=== PROBLEM TO SOLVE ===
Each entry below is to be duplicated verbatim.

=== SUPPLIED RECORDS ===
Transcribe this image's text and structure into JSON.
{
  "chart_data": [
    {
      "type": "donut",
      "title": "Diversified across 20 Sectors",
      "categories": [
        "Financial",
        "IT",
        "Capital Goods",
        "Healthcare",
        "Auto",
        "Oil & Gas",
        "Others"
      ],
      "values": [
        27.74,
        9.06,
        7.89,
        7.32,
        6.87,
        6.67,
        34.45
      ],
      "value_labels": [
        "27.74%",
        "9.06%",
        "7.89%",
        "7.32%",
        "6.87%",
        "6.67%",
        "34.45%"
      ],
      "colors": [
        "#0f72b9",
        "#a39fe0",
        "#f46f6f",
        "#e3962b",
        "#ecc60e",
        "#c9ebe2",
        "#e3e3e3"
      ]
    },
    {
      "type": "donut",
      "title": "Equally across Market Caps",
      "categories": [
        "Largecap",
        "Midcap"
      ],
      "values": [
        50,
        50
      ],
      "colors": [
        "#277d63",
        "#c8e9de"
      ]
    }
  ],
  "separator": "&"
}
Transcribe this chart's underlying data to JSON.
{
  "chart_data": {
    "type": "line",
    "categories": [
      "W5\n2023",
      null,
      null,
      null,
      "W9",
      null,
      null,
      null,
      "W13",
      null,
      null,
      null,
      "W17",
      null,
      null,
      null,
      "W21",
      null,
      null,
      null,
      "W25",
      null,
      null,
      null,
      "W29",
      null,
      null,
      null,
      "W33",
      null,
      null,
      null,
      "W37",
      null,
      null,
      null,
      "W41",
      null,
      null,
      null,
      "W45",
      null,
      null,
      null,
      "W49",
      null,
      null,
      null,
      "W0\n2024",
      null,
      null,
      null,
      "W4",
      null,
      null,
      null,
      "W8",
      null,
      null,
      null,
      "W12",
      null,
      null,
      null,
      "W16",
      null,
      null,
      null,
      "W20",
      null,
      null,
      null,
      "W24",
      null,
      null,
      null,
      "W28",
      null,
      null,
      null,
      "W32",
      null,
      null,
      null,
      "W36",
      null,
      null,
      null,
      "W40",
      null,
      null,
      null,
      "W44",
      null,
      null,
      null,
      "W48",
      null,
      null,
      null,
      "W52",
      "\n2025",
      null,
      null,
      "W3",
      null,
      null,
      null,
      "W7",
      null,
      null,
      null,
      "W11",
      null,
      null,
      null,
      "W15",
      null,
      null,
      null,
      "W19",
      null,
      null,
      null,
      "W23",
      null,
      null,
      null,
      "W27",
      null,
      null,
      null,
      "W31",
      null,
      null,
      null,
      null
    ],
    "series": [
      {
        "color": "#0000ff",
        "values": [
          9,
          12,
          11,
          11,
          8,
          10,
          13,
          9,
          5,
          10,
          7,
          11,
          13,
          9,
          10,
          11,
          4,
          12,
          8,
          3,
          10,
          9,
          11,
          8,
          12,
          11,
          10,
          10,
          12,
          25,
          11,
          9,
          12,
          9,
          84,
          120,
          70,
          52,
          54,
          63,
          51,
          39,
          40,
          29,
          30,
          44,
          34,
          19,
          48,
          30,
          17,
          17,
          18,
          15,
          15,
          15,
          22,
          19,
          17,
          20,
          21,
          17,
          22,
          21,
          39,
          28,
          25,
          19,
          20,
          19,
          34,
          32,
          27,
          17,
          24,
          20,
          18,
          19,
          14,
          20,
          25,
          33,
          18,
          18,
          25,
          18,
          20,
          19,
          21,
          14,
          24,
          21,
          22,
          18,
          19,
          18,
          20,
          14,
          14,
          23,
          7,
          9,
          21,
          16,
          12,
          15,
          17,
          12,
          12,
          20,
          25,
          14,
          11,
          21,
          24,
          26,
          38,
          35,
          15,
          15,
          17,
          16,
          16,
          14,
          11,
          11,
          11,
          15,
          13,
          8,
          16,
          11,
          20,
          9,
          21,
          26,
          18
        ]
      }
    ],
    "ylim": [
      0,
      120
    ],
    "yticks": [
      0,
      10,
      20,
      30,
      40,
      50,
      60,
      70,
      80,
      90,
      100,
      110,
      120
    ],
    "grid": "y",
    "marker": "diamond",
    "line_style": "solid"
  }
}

=== TASK RESULT ===
Transcribe this image's text and structure into JSON.
{
  "chart_data": [
    {
      "type": "donut",
      "title": "Diversified across 20 Sectors",
      "categories": [
        "Financial",
        "IT",
        "Capital Goods",
        "Healthcare",
        "Auto",
        "Oil & Gas",
        "Others"
      ],
      "values": [
        27.74,
        9.06,
        7.89,
        7.32,
        6.87,
        6.67,
        34.45
      ],
      "value_labels": [
        "27.74%",
        "9.06%",
        "7.89%",
        "7.32%",
        "6.87%",
        "6.67%",
        "34.45%"
      ],
      "colors": [
        "#0f72b9",
        "#a39fe0",
        "#f46f6f",
        "#e3962b",
        "#ecc60e",
        "#c9ebe2",
        "#e3e3e3"
      ]
    },
    {
      "type": "donut",
      "title": "Equally across Market Caps",
      "categories": [
        "Largecap",
        "Midcap"
      ],
      "values": [
        50,
        50
      ],
      "colors": [
        "#277d63",
        "#c8e9de"
      ]
    }
  ],
  "separator": "&"
}
Transcribe this chart's underlying data to JSON.
{
  "chart_data": {
    "type": "line",
    "categories": [
      "W5\n2023",
      null,
      null,
      null,
      "W9",
      null,
      null,
      null,
      "W13",
      null,
      null,
      null,
      "W17",
      null,
      null,
      null,
      "W21",
      null,
      null,
      null,
      "W25",
      null,
      null,
      null,
      "W29",
      null,
      null,
      null,
      "W33",
      null,
      null,
      null,
      "W37",
      null,
      null,
      null,
      "W41",
      null,
      null,
      null,
      "W45",
      null,
      null,
      null,
      "W49",
      null,
      null,
      null,
      "W0\n2024",
      null,
      null,
      null,
      "W4",
      null,
      null,
      null,
      "W8",
      null,
      null,
      null,
      "W12",
      null,
      null,
      null,
      "W16",
      null,
      null,
      null,
      "W20",
      null,
      null,
      null,
      "W24",
      null,
      null,
      null,
      "W28",
      null,
      null,
      null,
      "W32",
      null,
      null,
      null,
      "W36",
      null,
      null,
      null,
      "W40",
      null,
      null,
      null,
      "W44",
      null,
      null,
      null,
      "W48",
      null,
      null,
      null,
      "W52",
      "\n2025",
      null,
      null,
      "W3",
      null,
      null,
      null,
      "W7",
      null,
      null,
      null,
      "W11",
      null,
      null,
      null,
      "W15",
      null,
      null,
      null,
      "W19",
      null,
      null,
      null,
      "W23",
      null,
      null,
      null,
      "W27",
      null,
      null,
      null,
      "W31",
      null,
      null,
      null,
      null
    ],
    "series": [
      {
        "color": "#0000ff",
        "values": [
          9,
          12,
          11,
          11,
          8,
          10,
          13,
          9,
          5,
          10,
          7,
          11,
          13,
          9,
          10,
          11,
          4,
          12,
          8,
          3,
          10,
          9,
          11,
          8,
          12,
          11,
          10,
          10,
          12,
          25,
          11,
          9,
          12,
          9,
          84,
          120,
          70,
          52,
          54,
          63,
          51,
          39,
          40,
          29,
          30,
          44,
          34,
          19,
          48,
          30,
          17,
          17,
          18,
          15,
          15,
          15,
          22,
          19,
          17,
          20,
          21,
          17,
          22,
          21,
          39,
          28,
          25,
          19,
          20,
          19,
          34,
          32,
          27,
          17,
          24,
          20,
          18,
          19,
          14,
          20,
          25,
          33,
          18,
          18,
          25,
          18,
          20,
          19,
          21,
          14,
          24,
          21,
          22,
          18,
          19,
          18,
          20,
          14,
          14,
          23,
          7,
          9,
          21,
          16,
          12,
          15,
          17,
          12,
          12,
          20,
          25,
          14,
          11,
          21,
          24,
          26,
          38,
          35,
          15,
          15,
          17,
          16,
          16,
          14,
          11,
          11,
          11,
          15,
          13,
          8,
          16,
          11,
          20,
          9,
          21,
          26,
          18
        ]
      }
    ],
    "ylim": [
      0,
      120
    ],
    "yticks": [
      0,
      10,
      20,
      30,
      40,
      50,
      60,
      70,
      80,
      90,
      100,
      110,
      120
    ],
    "grid": "y",
    "marker": "diamond",
    "line_style": "solid"
  }
}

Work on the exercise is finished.